### EXERCISE DETAILS
Transcribe every entry word for word, but skip the images.

### EXCERPTED DATA
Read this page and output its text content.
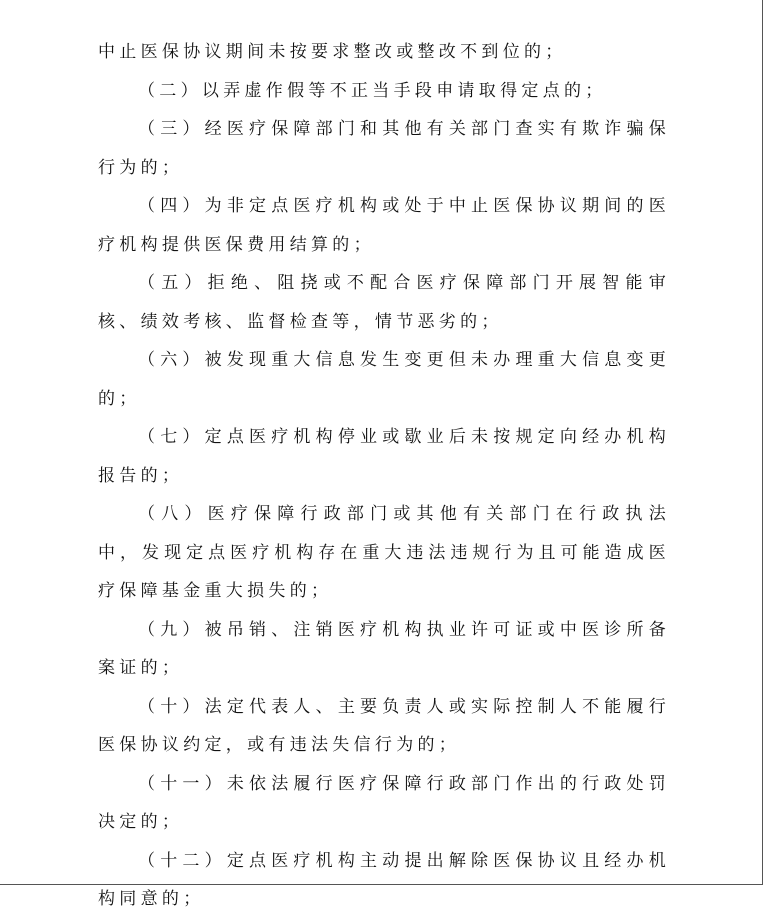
中止医保协议期间未按要求整改或整改不到位的；

（二）以弄虚作假等不正当手段申请取得定点的；

（三）经医疗保障部门和其他有关部门查实有欺诈骗保行为的；

（四）为非定点医疗机构或处于中止医保协议期间的医疗机构提供医保费用结算的；

（五）拒绝、阻挠或不配合医疗保障部门开展智能审核、绩效考核、监督检查等，情节恶劣的；

（六）被发现重大信息发生变更但未办理重大信息变更的；

（七）定点医疗机构停业或歇业后未按规定向经办机构报告的；

（八）医疗保障行政部门或其他有关部门在行政执法中，发现定点医疗机构存在重大违法违规行为且可能造成医疗保障基金重大损失的；

（九）被吊销、注销医疗机构执业许可证或中医诊所备案证的；

（十）法定代表人、主要负责人或实际控制人不能履行医保协议约定，或有违法失信行为的；

（十一）未依法履行医疗保障行政部门作出的行政处罚决定的；

（十二）定点医疗机构主动提出解除医保协议且经办机构同意的；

### SOLUTION FOR THIS TASK
Read this page and output its text content.
中止医保协议期间未按要求整改或整改不到位的；

（二）以弄虚作假等不正当手段申请取得定点的；

（三）经医疗保障部门和其他有关部门查实有欺诈骗保行为的；

（四）为非定点医疗机构或处于中止医保协议期间的医疗机构提供医保费用结算的；

（五）拒绝、阻挠或不配合医疗保障部门开展智能审核、绩效考核、监督检查等，情节恶劣的；

（六）被发现重大信息发生变更但未办理重大信息变更的；

（七）定点医疗机构停业或歇业后未按规定向经办机构报告的；

（八）医疗保障行政部门或其他有关部门在行政执法中，发现定点医疗机构存在重大违法违规行为且可能造成医疗保障基金重大损失的；

（九）被吊销、注销医疗机构执业许可证或中医诊所备案证的；

（十）法定代表人、主要负责人或实际控制人不能履行医保协议约定，或有违法失信行为的；

（十一）未依法履行医疗保障行政部门作出的行政处罚决定的；

（十二）定点医疗机构主动提出解除医保协议且经办机构同意的；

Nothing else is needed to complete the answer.